WHAT IS EXPECTED. Word for word, copy all the data and drop the pictures.

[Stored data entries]
· · · · ·

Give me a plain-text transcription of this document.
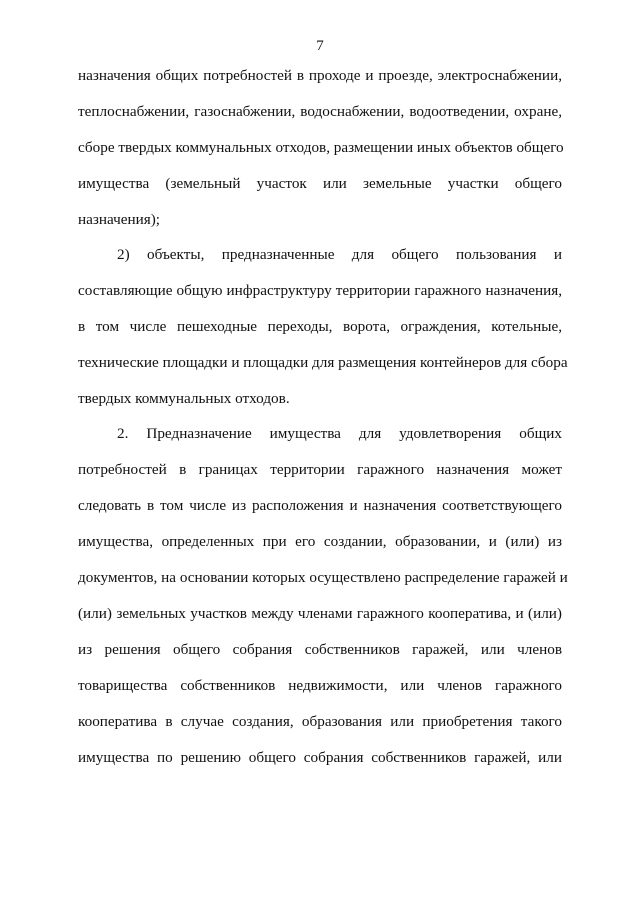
7
назначения общих потребностей в проходе и проезде, электроснабжении,
теплоснабжении, газоснабжении, водоснабжении, водоотведении, охране,
сборе твердых коммунальных отходов, размещении иных объектов общего
имущества (земельный участок или земельные участки общего
назначения);
2) объекты, предназначенные для общего пользования и
составляющие общую инфраструктуру территории гаражного назначения,
в том числе пешеходные переходы, ворота, ограждения, котельные,
технические площадки и площадки для размещения контейнеров для сбора
твердых коммунальных отходов.
2. Предназначение имущества для удовлетворения общих
потребностей в границах территории гаражного назначения может
следовать в том числе из расположения и назначения соответствующего
имущества, определенных при его создании, образовании, и (или) из
документов, на основании которых осуществлено распределение гаражей и
(или) земельных участков между членами гаражного кооператива, и (или)
из решения общего собрания собственников гаражей, или членов
товарищества собственников недвижимости, или членов гаражного
кооператива в случае создания, образования или приобретения такого
имущества по решению общего собрания собственников гаражей, или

· · · · ·

FINISHED EXERCISE.
Give me a plain-text transcription of this document.
7
назначения общих потребностей в проходе и проезде, электроснабжении,
теплоснабжении, газоснабжении, водоснабжении, водоотведении, охране,
сборе твердых коммунальных отходов, размещении иных объектов общего
имущества (земельный участок или земельные участки общего
назначения);
2) объекты, предназначенные для общего пользования и
составляющие общую инфраструктуру территории гаражного назначения,
в том числе пешеходные переходы, ворота, ограждения, котельные,
технические площадки и площадки для размещения контейнеров для сбора
твердых коммунальных отходов.
2. Предназначение имущества для удовлетворения общих
потребностей в границах территории гаражного назначения может
следовать в том числе из расположения и назначения соответствующего
имущества, определенных при его создании, образовании, и (или) из
документов, на основании которых осуществлено распределение гаражей и
(или) земельных участков между членами гаражного кооператива, и (или)
из решения общего собрания собственников гаражей, или членов
товарищества собственников недвижимости, или членов гаражного
кооператива в случае создания, образования или приобретения такого
имущества по решению общего собрания собственников гаражей, или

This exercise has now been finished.